>> begin Material for this task

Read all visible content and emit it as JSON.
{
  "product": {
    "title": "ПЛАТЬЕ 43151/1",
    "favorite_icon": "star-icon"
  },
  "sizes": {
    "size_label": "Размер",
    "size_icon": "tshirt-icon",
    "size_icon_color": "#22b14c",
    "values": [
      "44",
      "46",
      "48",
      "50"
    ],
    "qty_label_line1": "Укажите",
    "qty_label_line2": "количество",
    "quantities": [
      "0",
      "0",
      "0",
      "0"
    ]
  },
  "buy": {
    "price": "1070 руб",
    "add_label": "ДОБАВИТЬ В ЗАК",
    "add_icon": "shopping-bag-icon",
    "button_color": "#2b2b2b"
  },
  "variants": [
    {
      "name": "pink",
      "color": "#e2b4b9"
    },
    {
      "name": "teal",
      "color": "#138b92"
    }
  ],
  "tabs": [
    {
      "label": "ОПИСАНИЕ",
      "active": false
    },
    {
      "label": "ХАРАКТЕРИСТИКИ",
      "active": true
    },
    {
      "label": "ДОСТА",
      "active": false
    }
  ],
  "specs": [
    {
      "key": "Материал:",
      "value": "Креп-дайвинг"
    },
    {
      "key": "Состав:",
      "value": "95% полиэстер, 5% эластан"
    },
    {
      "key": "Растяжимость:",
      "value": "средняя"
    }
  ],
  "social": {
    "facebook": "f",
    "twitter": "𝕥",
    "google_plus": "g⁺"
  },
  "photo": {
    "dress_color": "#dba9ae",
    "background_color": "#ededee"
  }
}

>> end Material for this task

Task requirements: Quote each line of the data above exactly as written.

Solution:
Read all visible content and emit it as JSON.
{
  "product": {
    "title": "ПЛАТЬЕ 43151/1",
    "favorite_icon": "star-icon"
  },
  "sizes": {
    "size_label": "Размер",
    "size_icon": "tshirt-icon",
    "size_icon_color": "#22b14c",
    "values": [
      "44",
      "46",
      "48",
      "50"
    ],
    "qty_label_line1": "Укажите",
    "qty_label_line2": "количество",
    "quantities": [
      "0",
      "0",
      "0",
      "0"
    ]
  },
  "buy": {
    "price": "1070 руб",
    "add_label": "ДОБАВИТЬ В ЗАК",
    "add_icon": "shopping-bag-icon",
    "button_color": "#2b2b2b"
  },
  "variants": [
    {
      "name": "pink",
      "color": "#e2b4b9"
    },
    {
      "name": "teal",
      "color": "#138b92"
    }
  ],
  "tabs": [
    {
      "label": "ОПИСАНИЕ",
      "active": false
    },
    {
      "label": "ХАРАКТЕРИСТИКИ",
      "active": true
    },
    {
      "label": "ДОСТА",
      "active": false
    }
  ],
  "specs": [
    {
      "key": "Материал:",
      "value": "Креп-дайвинг"
    },
    {
      "key": "Состав:",
      "value": "95% полиэстер, 5% эластан"
    },
    {
      "key": "Растяжимость:",
      "value": "средняя"
    }
  ],
  "social": {
    "facebook": "f",
    "twitter": "𝕥",
    "google_plus": "g⁺"
  },
  "photo": {
    "dress_color": "#dba9ae",
    "background_color": "#ededee"
  }
}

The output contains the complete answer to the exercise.